◆ **DESCRIPTION OF THE TASK**: Exclude the pictures; give every entry again exactly as written.

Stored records
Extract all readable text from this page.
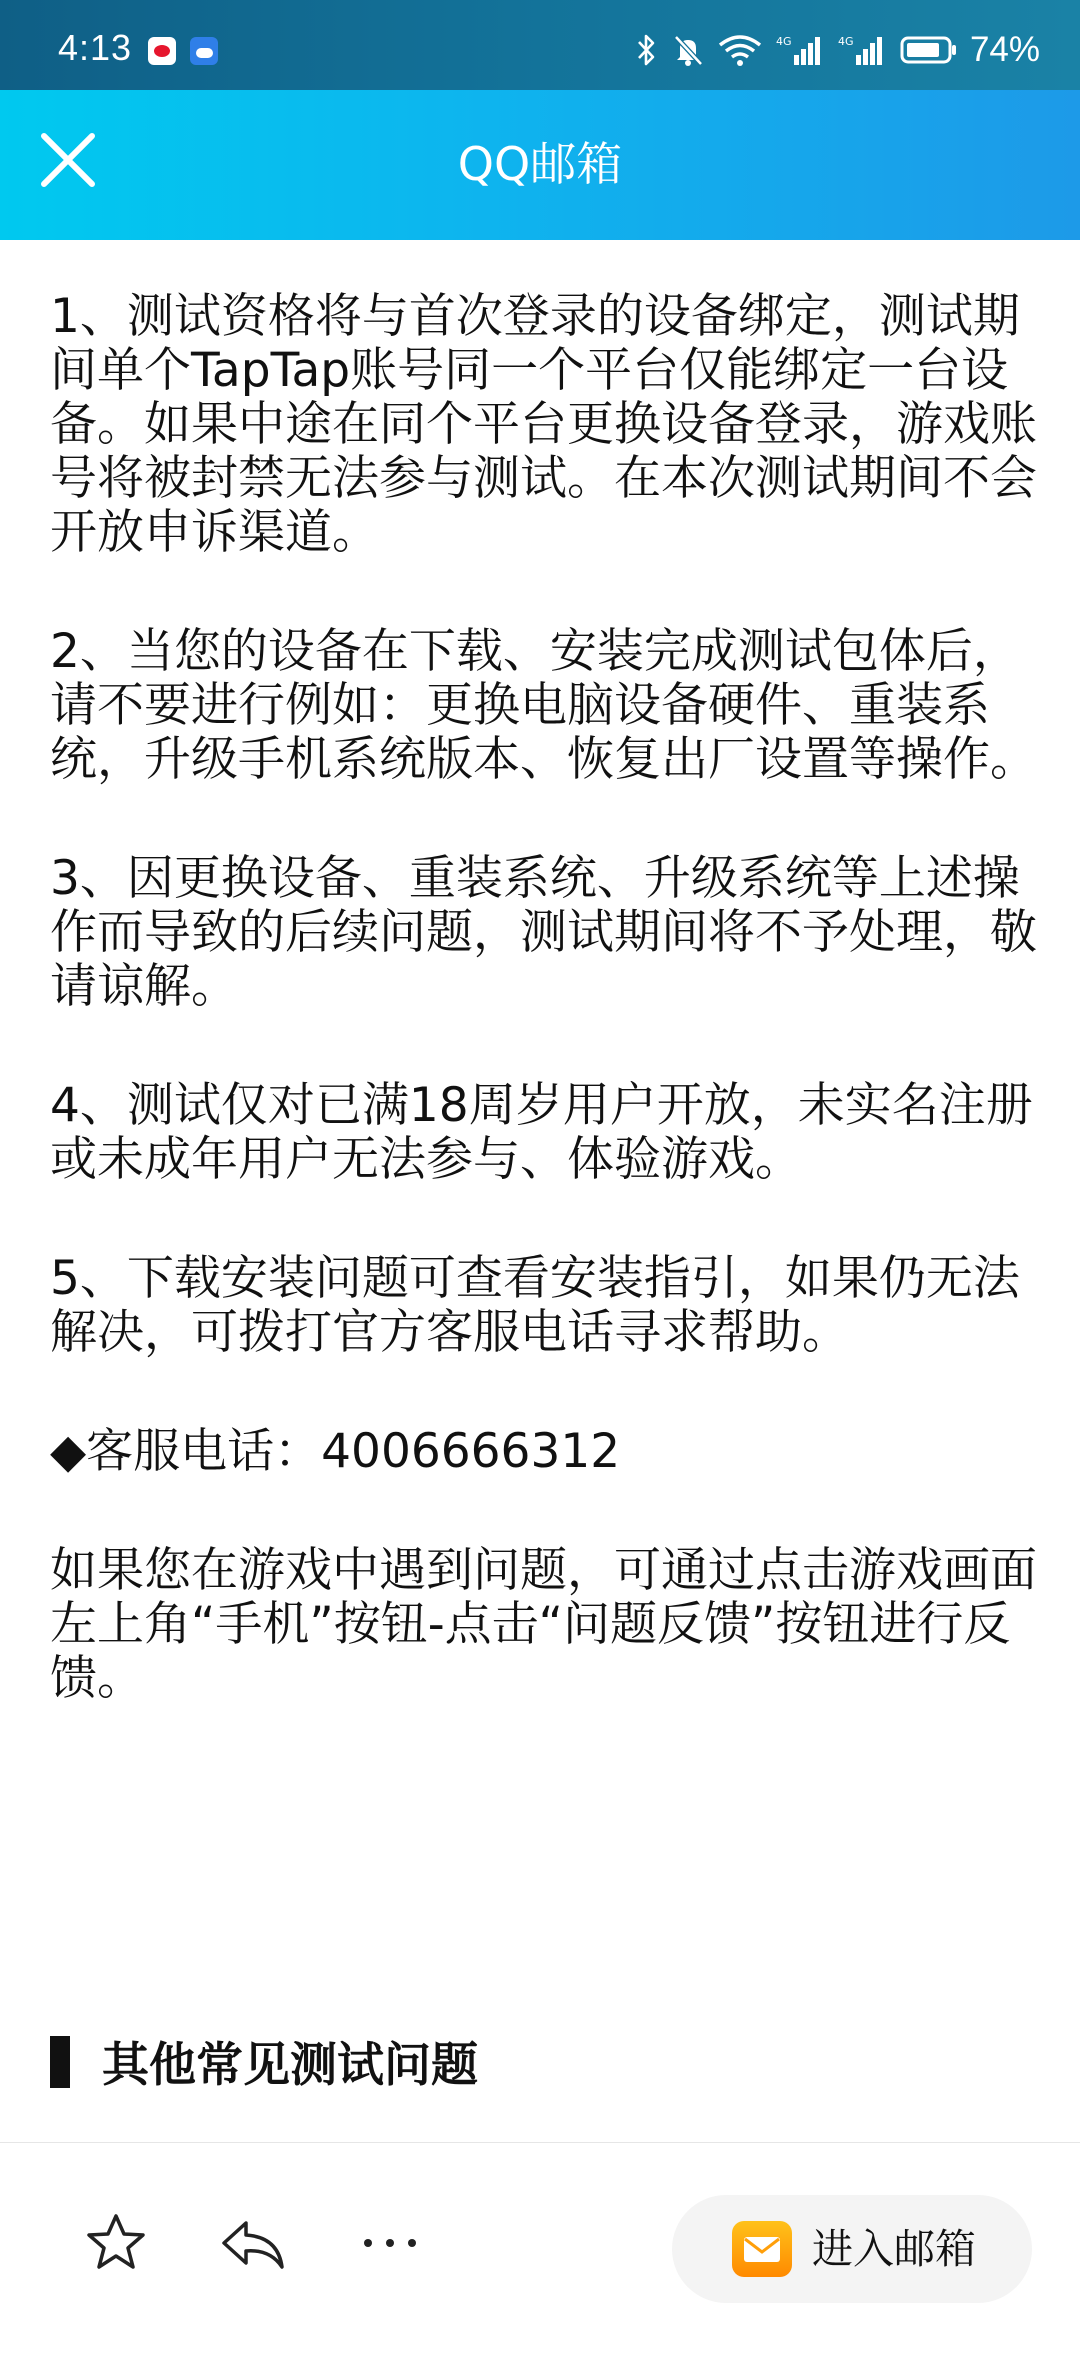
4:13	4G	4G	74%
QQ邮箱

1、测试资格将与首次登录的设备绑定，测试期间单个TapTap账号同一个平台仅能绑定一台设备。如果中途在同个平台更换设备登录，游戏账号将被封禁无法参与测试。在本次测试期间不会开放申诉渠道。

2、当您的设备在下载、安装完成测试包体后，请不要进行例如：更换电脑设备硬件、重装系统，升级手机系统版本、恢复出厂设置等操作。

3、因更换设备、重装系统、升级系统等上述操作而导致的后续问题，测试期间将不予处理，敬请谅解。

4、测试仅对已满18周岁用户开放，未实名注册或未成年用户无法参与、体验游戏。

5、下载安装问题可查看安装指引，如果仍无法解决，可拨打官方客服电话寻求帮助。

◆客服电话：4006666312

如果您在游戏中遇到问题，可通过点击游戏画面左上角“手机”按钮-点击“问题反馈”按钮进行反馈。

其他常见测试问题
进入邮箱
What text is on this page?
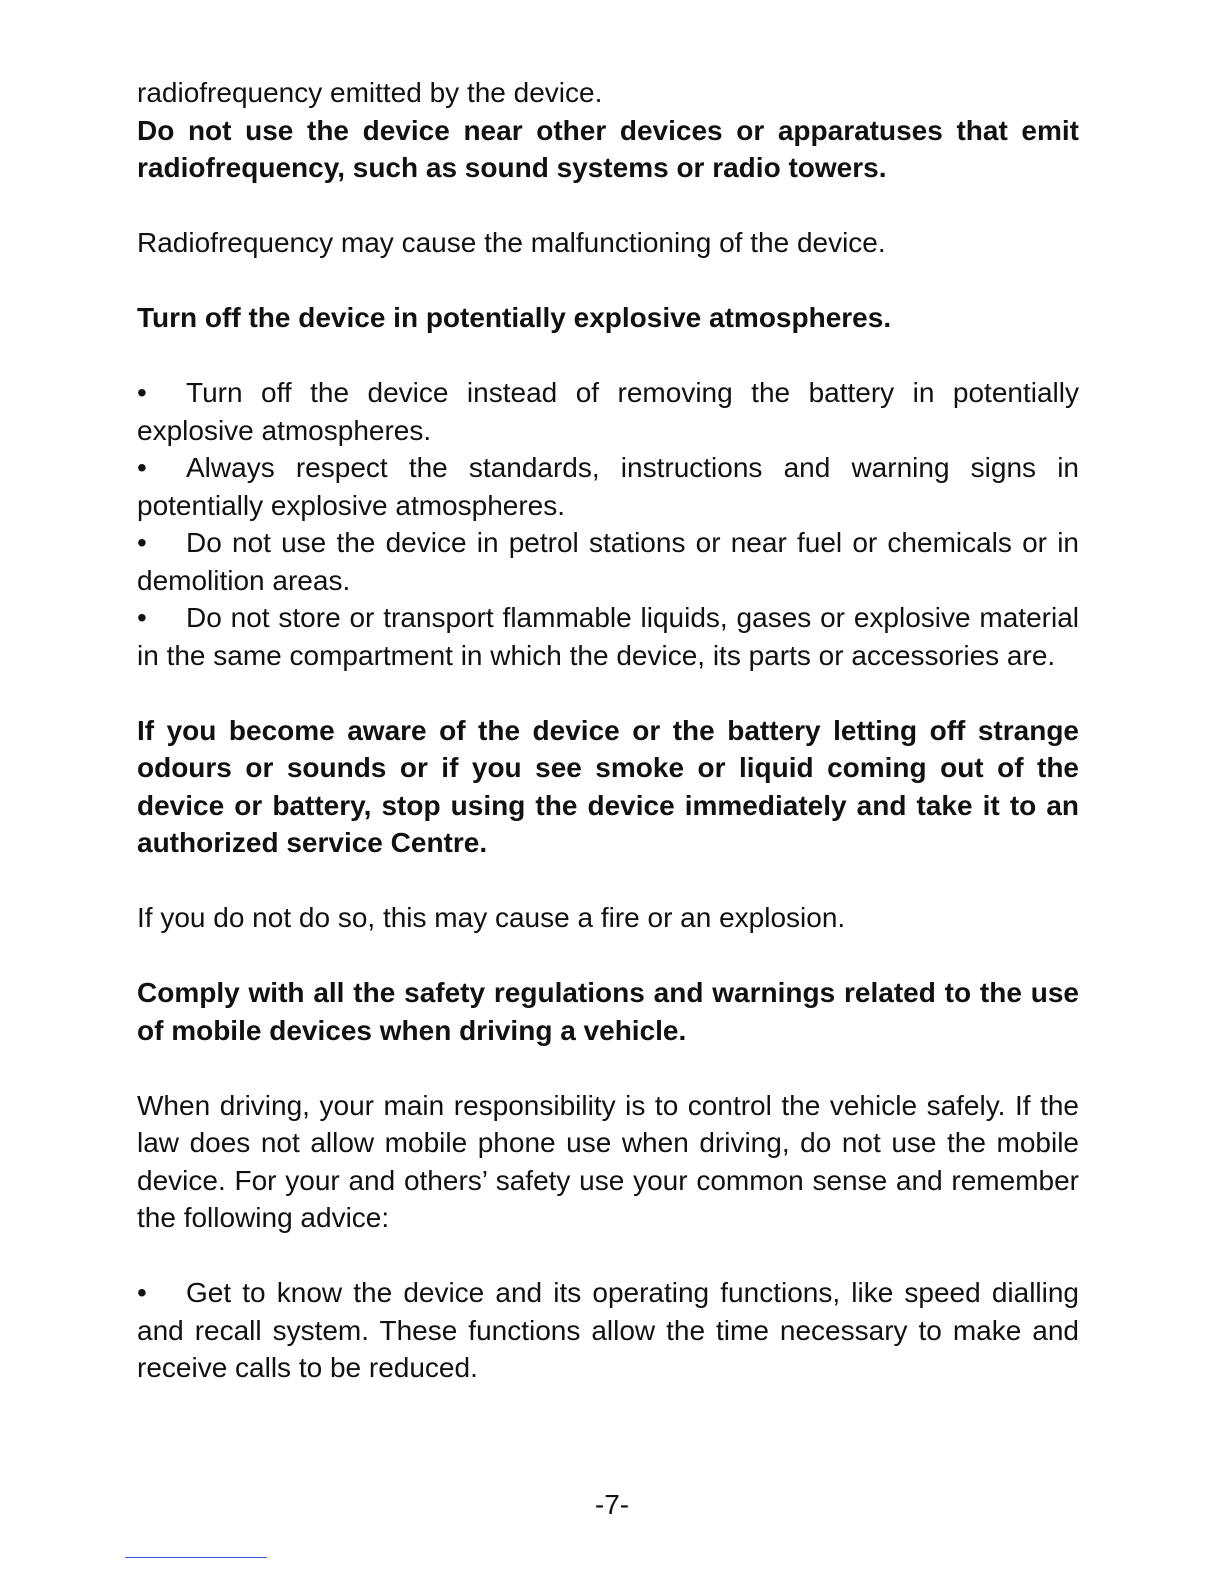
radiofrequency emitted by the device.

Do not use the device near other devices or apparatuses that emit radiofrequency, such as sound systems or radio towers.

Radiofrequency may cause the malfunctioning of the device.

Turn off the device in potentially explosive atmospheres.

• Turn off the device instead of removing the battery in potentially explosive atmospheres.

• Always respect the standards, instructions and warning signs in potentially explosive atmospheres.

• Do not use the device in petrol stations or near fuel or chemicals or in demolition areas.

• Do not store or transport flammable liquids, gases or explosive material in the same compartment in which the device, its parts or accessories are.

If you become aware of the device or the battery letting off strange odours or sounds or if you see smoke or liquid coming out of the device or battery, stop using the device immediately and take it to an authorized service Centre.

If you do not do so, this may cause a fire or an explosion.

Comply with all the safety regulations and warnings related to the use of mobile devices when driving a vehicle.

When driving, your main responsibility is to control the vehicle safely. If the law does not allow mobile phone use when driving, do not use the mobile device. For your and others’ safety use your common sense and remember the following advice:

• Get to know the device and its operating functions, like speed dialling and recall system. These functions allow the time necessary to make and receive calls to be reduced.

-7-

◆ **RESPONSE FOR THIS EXERCISE**:
Extract all readable text from this page.
4:13	4G	4G	74%
QQ邮箱

1、测试资格将与首次登录的设备绑定，测试期间单个TapTap账号同一个平台仅能绑定一台设备。如果中途在同个平台更换设备登录，游戏账号将被封禁无法参与测试。在本次测试期间不会开放申诉渠道。

2、当您的设备在下载、安装完成测试包体后，请不要进行例如：更换电脑设备硬件、重装系统，升级手机系统版本、恢复出厂设置等操作。

3、因更换设备、重装系统、升级系统等上述操作而导致的后续问题，测试期间将不予处理，敬请谅解。

4、测试仅对已满18周岁用户开放，未实名注册或未成年用户无法参与、体验游戏。

5、下载安装问题可查看安装指引，如果仍无法解决，可拨打官方客服电话寻求帮助。

◆客服电话：4006666312

如果您在游戏中遇到问题，可通过点击游戏画面左上角“手机”按钮-点击“问题反馈”按钮进行反馈。

其他常见测试问题
进入邮箱
What text is on this page?
radiofrequency emitted by the device.

Do not use the device near other devices or apparatuses that emit radiofrequency, such as sound systems or radio towers.

Radiofrequency may cause the malfunctioning of the device.

Turn off the device in potentially explosive atmospheres.

• Turn off the device instead of removing the battery in potentially explosive atmospheres.

• Always respect the standards, instructions and warning signs in potentially explosive atmospheres.

• Do not use the device in petrol stations or near fuel or chemicals or in demolition areas.

• Do not store or transport flammable liquids, gases or explosive material in the same compartment in which the device, its parts or accessories are.

If you become aware of the device or the battery letting off strange odours or sounds or if you see smoke or liquid coming out of the device or battery, stop using the device immediately and take it to an authorized service Centre.

If you do not do so, this may cause a fire or an explosion.

Comply with all the safety regulations and warnings related to the use of mobile devices when driving a vehicle.

When driving, your main responsibility is to control the vehicle safely. If the law does not allow mobile phone use when driving, do not use the mobile device. For your and others’ safety use your common sense and remember the following advice:

• Get to know the device and its operating functions, like speed dialling and recall system. These functions allow the time necessary to make and receive calls to be reduced.

-7-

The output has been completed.